**Work to complete:** List each line of the data that holds the word "this".

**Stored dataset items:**
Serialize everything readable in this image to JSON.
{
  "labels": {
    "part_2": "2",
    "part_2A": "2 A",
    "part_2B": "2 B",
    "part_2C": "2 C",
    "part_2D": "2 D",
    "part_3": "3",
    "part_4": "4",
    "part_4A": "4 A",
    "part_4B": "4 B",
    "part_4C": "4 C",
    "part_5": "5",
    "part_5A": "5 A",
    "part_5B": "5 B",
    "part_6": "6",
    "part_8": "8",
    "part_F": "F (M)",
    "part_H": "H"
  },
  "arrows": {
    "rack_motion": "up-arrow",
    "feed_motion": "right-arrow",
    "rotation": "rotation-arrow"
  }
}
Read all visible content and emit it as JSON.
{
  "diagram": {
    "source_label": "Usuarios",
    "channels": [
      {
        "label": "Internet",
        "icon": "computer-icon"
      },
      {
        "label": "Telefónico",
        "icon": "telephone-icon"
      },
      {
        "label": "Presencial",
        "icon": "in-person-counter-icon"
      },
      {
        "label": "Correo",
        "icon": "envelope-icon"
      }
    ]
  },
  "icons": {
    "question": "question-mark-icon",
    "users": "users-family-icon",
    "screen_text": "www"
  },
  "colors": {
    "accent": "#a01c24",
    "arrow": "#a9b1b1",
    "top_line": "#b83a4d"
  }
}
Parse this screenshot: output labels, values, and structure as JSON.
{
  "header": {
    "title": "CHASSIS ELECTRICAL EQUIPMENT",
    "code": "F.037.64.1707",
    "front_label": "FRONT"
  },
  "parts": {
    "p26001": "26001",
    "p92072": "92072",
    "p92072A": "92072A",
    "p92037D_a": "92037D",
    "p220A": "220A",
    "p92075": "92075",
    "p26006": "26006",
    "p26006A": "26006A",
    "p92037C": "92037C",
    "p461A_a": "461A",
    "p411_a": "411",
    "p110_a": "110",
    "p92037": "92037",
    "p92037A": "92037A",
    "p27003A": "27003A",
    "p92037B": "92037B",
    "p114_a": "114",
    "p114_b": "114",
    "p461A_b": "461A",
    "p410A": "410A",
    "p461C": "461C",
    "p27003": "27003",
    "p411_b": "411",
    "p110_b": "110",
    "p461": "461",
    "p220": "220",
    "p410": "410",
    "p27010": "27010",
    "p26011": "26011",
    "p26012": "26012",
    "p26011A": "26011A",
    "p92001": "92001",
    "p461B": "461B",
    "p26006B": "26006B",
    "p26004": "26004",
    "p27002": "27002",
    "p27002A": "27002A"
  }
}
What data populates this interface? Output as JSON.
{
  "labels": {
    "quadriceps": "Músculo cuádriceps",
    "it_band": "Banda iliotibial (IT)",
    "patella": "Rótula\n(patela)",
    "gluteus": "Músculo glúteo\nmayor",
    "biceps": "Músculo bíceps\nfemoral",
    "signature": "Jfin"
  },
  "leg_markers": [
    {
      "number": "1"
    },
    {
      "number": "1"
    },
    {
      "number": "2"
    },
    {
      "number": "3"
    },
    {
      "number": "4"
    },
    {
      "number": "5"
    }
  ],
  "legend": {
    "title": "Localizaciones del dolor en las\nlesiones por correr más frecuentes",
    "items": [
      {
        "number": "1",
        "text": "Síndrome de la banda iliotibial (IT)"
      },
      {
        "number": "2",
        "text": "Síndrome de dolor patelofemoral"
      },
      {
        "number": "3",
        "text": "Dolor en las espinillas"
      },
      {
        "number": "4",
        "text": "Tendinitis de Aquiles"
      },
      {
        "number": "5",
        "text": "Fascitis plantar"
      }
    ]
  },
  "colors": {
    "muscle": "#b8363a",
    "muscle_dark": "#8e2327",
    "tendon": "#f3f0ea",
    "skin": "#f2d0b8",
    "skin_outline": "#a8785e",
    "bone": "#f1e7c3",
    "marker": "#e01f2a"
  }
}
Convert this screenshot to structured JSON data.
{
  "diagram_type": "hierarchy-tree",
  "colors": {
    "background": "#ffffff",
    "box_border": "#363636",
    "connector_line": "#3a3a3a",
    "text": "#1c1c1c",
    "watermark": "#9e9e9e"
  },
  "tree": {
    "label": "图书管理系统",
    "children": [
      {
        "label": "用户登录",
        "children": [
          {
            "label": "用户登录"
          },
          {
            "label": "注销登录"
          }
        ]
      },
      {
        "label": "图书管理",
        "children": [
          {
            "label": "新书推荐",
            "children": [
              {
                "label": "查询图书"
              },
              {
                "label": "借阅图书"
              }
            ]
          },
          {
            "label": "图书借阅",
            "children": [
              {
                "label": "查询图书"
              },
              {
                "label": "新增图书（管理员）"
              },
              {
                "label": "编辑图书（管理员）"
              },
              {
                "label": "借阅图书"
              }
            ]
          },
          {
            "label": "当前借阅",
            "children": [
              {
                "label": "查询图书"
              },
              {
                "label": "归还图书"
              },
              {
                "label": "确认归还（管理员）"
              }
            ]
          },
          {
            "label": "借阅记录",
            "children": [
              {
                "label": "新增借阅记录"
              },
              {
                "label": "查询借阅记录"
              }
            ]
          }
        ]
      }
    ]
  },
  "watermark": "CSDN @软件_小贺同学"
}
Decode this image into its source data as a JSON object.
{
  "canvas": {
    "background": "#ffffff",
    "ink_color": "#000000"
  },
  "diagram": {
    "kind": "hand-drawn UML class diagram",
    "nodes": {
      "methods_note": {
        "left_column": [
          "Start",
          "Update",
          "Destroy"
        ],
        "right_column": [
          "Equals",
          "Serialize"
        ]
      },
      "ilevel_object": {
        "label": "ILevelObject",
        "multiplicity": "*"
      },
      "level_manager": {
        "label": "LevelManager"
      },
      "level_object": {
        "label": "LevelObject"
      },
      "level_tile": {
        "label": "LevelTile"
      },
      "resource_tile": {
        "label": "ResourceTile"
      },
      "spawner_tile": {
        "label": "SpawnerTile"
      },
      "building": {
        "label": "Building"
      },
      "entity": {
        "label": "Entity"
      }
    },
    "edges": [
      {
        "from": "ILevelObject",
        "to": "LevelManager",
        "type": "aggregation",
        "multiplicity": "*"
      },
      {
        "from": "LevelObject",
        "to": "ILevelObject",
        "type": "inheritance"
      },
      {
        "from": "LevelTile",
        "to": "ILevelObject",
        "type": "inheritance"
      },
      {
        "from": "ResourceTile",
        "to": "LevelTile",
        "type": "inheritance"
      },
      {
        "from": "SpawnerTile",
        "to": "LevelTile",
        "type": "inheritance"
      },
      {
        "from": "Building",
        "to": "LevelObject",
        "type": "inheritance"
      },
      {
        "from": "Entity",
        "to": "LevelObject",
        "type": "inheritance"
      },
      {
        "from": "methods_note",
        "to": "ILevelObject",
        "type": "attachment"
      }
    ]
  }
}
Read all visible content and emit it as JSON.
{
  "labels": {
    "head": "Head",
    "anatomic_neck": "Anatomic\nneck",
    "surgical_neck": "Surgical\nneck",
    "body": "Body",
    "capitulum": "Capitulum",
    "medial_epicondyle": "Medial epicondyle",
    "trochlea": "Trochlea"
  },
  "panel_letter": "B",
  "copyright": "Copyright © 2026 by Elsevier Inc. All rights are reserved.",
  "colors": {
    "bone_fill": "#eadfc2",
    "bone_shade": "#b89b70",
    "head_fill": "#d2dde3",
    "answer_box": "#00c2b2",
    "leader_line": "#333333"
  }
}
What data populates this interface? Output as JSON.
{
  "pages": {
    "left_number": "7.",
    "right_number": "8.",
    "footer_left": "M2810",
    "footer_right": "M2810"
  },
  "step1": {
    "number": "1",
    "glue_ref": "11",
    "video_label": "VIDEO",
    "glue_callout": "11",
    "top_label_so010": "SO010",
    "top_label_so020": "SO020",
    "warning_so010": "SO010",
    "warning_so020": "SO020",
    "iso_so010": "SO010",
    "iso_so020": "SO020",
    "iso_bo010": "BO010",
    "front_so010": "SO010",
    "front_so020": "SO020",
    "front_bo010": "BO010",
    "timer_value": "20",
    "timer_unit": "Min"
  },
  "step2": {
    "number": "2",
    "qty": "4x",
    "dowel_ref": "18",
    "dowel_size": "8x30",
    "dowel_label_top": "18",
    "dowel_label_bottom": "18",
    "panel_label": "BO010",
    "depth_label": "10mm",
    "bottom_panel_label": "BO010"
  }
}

**Solution:**
Serialize everything readable in this image to JSON.
Parse this screenshot: output labels, values, and structure as JSON.
What data populates this interface? Output as JSON.
Convert this screenshot to structured JSON data.
Decode this image into its source data as a JSON object.
What data populates this interface? Output as JSON.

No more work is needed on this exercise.